INSTRUCTION →
What follows is a listing; restate every line of it word for word.

TASK INPUT →
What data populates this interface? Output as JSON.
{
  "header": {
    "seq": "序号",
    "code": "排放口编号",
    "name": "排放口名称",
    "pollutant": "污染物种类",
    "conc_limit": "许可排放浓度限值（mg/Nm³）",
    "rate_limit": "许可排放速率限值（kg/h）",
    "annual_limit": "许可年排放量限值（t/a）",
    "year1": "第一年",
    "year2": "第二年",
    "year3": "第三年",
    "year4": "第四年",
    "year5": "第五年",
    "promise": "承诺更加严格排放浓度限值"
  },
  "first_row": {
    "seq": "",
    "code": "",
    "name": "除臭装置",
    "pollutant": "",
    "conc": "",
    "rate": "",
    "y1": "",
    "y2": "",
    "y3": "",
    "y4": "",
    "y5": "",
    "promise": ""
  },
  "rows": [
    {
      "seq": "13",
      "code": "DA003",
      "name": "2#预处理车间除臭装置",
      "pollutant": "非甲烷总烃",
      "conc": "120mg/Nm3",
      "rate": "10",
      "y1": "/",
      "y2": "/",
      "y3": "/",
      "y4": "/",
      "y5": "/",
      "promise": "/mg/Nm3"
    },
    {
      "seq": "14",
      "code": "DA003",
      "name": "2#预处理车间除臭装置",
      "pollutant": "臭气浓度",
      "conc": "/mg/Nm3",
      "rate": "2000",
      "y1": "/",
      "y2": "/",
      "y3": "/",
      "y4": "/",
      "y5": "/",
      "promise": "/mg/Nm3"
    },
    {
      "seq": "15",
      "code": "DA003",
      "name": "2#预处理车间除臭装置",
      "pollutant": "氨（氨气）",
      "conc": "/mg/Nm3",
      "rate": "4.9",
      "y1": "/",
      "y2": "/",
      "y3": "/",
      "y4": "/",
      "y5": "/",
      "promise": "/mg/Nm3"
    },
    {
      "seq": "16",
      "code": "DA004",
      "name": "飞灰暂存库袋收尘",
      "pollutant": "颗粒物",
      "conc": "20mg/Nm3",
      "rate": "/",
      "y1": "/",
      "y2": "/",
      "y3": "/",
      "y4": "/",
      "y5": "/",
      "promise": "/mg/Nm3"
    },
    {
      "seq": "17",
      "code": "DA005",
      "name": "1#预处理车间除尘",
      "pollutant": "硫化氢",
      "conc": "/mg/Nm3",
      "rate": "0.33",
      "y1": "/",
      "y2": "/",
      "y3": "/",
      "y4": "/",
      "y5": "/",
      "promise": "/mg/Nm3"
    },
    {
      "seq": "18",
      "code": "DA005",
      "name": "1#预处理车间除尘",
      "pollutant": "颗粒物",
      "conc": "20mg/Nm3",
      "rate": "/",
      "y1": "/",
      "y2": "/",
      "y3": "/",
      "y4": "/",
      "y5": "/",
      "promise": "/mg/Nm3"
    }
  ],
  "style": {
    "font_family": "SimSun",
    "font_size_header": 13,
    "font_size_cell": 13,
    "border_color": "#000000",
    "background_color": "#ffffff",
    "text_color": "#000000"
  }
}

PROBLEM SOLUTION →
What data populates this interface? Output as JSON.
{
  "header": {
    "seq": "序号",
    "code": "排放口编号",
    "name": "排放口名称",
    "pollutant": "污染物种类",
    "conc_limit": "许可排放浓度限值（mg/Nm³）",
    "rate_limit": "许可排放速率限值（kg/h）",
    "annual_limit": "许可年排放量限值（t/a）",
    "year1": "第一年",
    "year2": "第二年",
    "year3": "第三年",
    "year4": "第四年",
    "year5": "第五年",
    "promise": "承诺更加严格排放浓度限值"
  },
  "first_row": {
    "seq": "",
    "code": "",
    "name": "除臭装置",
    "pollutant": "",
    "conc": "",
    "rate": "",
    "y1": "",
    "y2": "",
    "y3": "",
    "y4": "",
    "y5": "",
    "promise": ""
  },
  "rows": [
    {
      "seq": "13",
      "code": "DA003",
      "name": "2#预处理车间除臭装置",
      "pollutant": "非甲烷总烃",
      "conc": "120mg/Nm3",
      "rate": "10",
      "y1": "/",
      "y2": "/",
      "y3": "/",
      "y4": "/",
      "y5": "/",
      "promise": "/mg/Nm3"
    },
    {
      "seq": "14",
      "code": "DA003",
      "name": "2#预处理车间除臭装置",
      "pollutant": "臭气浓度",
      "conc": "/mg/Nm3",
      "rate": "2000",
      "y1": "/",
      "y2": "/",
      "y3": "/",
      "y4": "/",
      "y5": "/",
      "promise": "/mg/Nm3"
    },
    {
      "seq": "15",
      "code": "DA003",
      "name": "2#预处理车间除臭装置",
      "pollutant": "氨（氨气）",
      "conc": "/mg/Nm3",
      "rate": "4.9",
      "y1": "/",
      "y2": "/",
      "y3": "/",
      "y4": "/",
      "y5": "/",
      "promise": "/mg/Nm3"
    },
    {
      "seq": "16",
      "code": "DA004",
      "name": "飞灰暂存库袋收尘",
      "pollutant": "颗粒物",
      "conc": "20mg/Nm3",
      "rate": "/",
      "y1": "/",
      "y2": "/",
      "y3": "/",
      "y4": "/",
      "y5": "/",
      "promise": "/mg/Nm3"
    },
    {
      "seq": "17",
      "code": "DA005",
      "name": "1#预处理车间除尘",
      "pollutant": "硫化氢",
      "conc": "/mg/Nm3",
      "rate": "0.33",
      "y1": "/",
      "y2": "/",
      "y3": "/",
      "y4": "/",
      "y5": "/",
      "promise": "/mg/Nm3"
    },
    {
      "seq": "18",
      "code": "DA005",
      "name": "1#预处理车间除尘",
      "pollutant": "颗粒物",
      "conc": "20mg/Nm3",
      "rate": "/",
      "y1": "/",
      "y2": "/",
      "y3": "/",
      "y4": "/",
      "y5": "/",
      "promise": "/mg/Nm3"
    }
  ],
  "style": {
    "font_family": "SimSun",
    "font_size_header": 13,
    "font_size_cell": 13,
    "border_color": "#000000",
    "background_color": "#ffffff",
    "text_color": "#000000"
  }
}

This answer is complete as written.